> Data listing
+ + + +

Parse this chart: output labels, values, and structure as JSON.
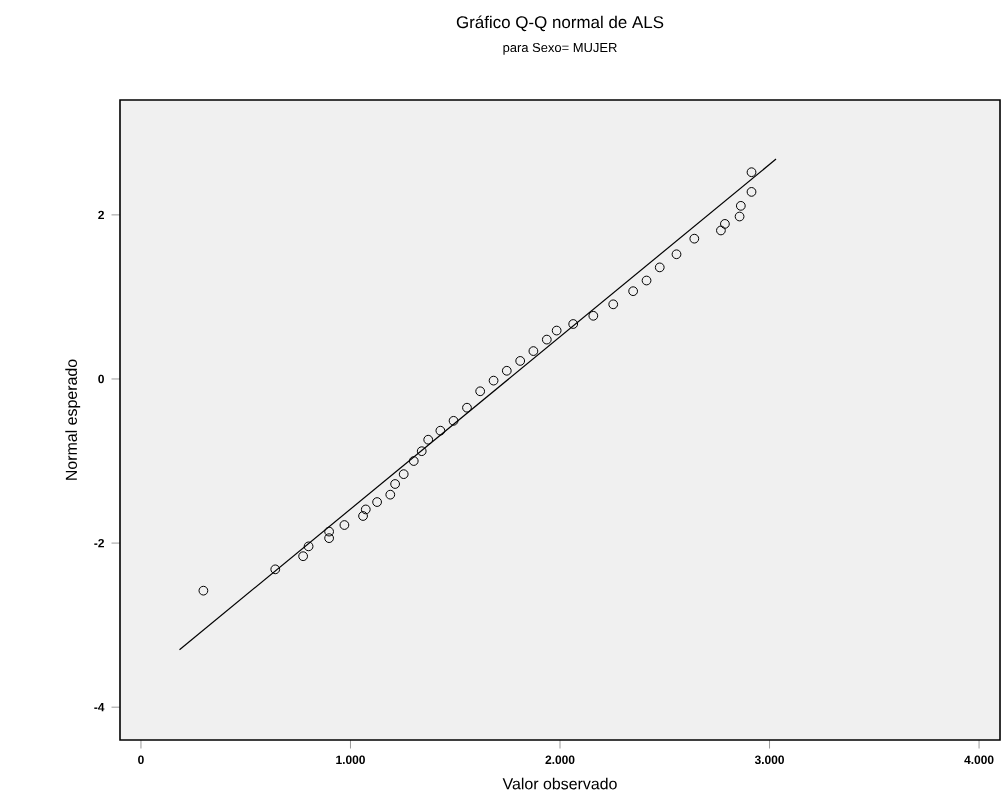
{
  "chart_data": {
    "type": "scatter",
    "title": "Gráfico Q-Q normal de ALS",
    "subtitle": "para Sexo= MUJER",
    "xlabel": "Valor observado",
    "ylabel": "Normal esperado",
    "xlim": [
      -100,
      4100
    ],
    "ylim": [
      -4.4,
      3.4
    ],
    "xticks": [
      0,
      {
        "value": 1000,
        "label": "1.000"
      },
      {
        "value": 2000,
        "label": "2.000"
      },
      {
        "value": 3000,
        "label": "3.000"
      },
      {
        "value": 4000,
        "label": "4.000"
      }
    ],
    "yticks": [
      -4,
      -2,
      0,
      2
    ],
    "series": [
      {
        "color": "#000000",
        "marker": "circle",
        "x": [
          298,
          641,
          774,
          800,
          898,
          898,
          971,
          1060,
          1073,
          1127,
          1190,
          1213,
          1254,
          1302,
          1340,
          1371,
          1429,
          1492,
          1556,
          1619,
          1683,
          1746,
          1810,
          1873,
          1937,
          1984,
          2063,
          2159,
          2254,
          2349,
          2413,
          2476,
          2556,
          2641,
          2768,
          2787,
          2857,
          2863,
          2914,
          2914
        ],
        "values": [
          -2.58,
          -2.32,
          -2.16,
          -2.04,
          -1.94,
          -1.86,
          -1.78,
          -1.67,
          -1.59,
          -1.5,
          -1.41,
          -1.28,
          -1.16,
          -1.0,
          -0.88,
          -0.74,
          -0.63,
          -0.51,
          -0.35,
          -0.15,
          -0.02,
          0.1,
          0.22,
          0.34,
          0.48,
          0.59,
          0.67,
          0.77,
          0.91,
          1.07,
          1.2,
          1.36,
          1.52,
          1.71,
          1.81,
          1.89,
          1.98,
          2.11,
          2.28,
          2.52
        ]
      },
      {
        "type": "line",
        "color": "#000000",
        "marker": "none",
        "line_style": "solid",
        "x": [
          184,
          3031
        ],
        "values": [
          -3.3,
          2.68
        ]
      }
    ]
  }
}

+ + + +

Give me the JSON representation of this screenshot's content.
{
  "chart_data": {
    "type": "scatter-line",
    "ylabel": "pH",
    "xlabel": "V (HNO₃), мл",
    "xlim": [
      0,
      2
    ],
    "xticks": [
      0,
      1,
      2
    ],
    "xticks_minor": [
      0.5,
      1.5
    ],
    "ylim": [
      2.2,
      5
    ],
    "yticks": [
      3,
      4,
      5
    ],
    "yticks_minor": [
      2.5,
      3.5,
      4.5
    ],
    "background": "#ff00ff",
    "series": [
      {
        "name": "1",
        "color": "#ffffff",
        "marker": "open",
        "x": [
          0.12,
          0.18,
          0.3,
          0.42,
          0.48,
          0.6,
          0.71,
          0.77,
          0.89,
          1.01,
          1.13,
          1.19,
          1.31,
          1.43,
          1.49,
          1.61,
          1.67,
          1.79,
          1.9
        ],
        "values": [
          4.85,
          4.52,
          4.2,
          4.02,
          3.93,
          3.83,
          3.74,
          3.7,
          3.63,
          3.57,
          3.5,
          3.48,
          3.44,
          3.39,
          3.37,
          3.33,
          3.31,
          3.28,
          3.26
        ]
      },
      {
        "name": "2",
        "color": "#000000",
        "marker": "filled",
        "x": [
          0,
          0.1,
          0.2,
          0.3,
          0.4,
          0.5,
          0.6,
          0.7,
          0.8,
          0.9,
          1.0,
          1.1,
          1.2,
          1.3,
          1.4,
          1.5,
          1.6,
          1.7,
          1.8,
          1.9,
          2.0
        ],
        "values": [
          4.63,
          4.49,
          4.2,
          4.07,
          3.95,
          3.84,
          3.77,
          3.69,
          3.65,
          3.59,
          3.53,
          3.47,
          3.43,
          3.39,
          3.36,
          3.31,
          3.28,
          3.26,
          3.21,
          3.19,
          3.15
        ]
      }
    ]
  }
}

+ + + +

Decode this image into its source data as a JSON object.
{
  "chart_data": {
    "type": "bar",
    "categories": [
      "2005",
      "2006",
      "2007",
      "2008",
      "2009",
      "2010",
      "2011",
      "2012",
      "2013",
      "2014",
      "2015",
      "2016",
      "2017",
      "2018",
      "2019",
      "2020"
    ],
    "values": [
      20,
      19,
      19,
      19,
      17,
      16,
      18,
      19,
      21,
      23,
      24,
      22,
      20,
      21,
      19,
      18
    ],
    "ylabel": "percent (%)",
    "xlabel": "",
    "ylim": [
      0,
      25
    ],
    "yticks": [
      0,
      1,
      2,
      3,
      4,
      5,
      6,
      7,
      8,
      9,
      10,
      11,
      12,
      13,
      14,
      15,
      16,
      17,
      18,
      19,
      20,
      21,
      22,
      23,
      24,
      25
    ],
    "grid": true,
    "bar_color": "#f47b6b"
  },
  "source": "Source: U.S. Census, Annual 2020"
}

+ + + +

> What the task asks
Pick out the lines that contain "marker" and copy them.

> Task answer
        "marker": "circle",
        "marker": "none",
        "marker": "open",
        "marker": "filled",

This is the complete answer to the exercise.